▶ _DIRECTIONS_:
Check each line of the listing, and copy it if it contains the word "efter".

▶ _AVAILABLE DATA_:
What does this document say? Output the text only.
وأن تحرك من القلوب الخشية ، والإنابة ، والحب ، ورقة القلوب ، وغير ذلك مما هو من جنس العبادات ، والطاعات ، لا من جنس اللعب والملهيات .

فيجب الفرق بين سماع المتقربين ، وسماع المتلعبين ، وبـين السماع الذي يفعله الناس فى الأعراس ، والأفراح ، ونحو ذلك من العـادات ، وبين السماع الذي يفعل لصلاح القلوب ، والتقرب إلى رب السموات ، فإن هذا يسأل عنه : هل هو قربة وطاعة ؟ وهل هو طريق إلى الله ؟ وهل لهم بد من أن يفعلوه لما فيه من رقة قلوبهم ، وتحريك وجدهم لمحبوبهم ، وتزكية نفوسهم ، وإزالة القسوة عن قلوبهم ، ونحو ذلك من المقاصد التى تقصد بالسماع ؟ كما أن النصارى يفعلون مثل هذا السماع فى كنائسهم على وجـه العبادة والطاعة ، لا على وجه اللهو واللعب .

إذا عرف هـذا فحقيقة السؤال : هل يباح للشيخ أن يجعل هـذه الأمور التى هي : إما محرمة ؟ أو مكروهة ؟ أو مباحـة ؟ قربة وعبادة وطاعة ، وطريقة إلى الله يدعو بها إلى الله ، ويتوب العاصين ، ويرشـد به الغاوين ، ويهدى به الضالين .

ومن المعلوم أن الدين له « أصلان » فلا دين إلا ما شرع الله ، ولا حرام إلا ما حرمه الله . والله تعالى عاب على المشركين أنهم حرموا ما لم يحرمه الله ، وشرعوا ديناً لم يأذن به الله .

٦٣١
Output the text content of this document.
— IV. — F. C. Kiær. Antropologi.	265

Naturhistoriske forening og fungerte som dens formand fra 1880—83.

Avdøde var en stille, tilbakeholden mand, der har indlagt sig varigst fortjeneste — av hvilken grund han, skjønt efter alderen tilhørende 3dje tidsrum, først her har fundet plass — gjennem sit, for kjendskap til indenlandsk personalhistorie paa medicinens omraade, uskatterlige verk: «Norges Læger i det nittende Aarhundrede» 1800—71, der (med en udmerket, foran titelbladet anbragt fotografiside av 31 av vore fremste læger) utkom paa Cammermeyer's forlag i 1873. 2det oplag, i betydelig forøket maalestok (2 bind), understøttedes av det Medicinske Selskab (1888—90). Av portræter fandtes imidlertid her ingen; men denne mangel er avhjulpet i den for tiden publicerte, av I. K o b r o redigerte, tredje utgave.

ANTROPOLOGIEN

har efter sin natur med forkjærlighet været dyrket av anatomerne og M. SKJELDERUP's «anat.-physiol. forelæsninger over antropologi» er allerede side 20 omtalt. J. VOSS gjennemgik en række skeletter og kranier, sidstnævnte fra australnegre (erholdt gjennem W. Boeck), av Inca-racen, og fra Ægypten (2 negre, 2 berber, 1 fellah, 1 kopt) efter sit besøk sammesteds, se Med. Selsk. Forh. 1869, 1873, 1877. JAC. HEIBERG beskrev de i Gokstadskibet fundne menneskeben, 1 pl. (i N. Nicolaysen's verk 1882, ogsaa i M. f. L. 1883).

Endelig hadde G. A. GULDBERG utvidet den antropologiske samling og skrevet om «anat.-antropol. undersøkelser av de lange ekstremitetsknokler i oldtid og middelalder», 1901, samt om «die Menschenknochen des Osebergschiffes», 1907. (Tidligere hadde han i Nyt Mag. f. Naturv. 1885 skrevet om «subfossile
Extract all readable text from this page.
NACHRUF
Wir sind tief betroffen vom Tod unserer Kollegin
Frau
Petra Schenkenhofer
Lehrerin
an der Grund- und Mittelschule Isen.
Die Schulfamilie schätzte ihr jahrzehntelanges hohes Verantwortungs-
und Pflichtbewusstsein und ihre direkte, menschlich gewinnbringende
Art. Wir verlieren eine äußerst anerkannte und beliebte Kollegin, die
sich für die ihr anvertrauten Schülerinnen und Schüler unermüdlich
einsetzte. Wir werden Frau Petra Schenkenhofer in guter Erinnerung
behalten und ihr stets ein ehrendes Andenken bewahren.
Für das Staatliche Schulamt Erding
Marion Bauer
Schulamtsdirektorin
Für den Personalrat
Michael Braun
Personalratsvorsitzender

▶ _OUTPUT FOR THIS EXERCISE_:
Avdøde var en stille, tilbakeholden mand, der har indlagt sig varigst fortjeneste — av hvilken grund han, skjønt efter alderen tilhørende 3dje tidsrum, først her har fundet plass — gjennem sit, for kjendskap til indenlandsk personalhistorie paa medicinens omraade, uskatterlige verk: «Norges Læger i det nittende Aarhundrede» 1800—71, der (med en udmerket, foran titelbladet anbragt fotografiside av 31 av vore fremste læger) utkom paa Cammermeyer's forlag i 1873. 2det oplag, i betydelig forøket maalestok (2 bind), understøttedes av det Medicinske Selskab (1888—90). Av portræter fandtes imidlertid her ingen; men denne mangel er avhjulpet i den for tiden publicerte, av I. K o b r o redigerte, tredje utgave.
har efter sin natur med forkjærlighet været dyrket av anatomerne og M. SKJELDERUP's «anat.-physiol. forelæsninger over antropologi» er allerede side 20 omtalt. J. VOSS gjennemgik en række skeletter og kranier, sidstnævnte fra australnegre (erholdt gjennem W. Boeck), av Inca-racen, og fra Ægypten (2 negre, 2 berber, 1 fellah, 1 kopt) efter sit besøk sammesteds, se Med. Selsk. Forh. 1869, 1873, 1877. JAC. HEIBERG beskrev de i Gokstadskibet fundne menneskeben, 1 pl. (i N. Nicolaysen's verk 1882, ogsaa i M. f. L. 1883).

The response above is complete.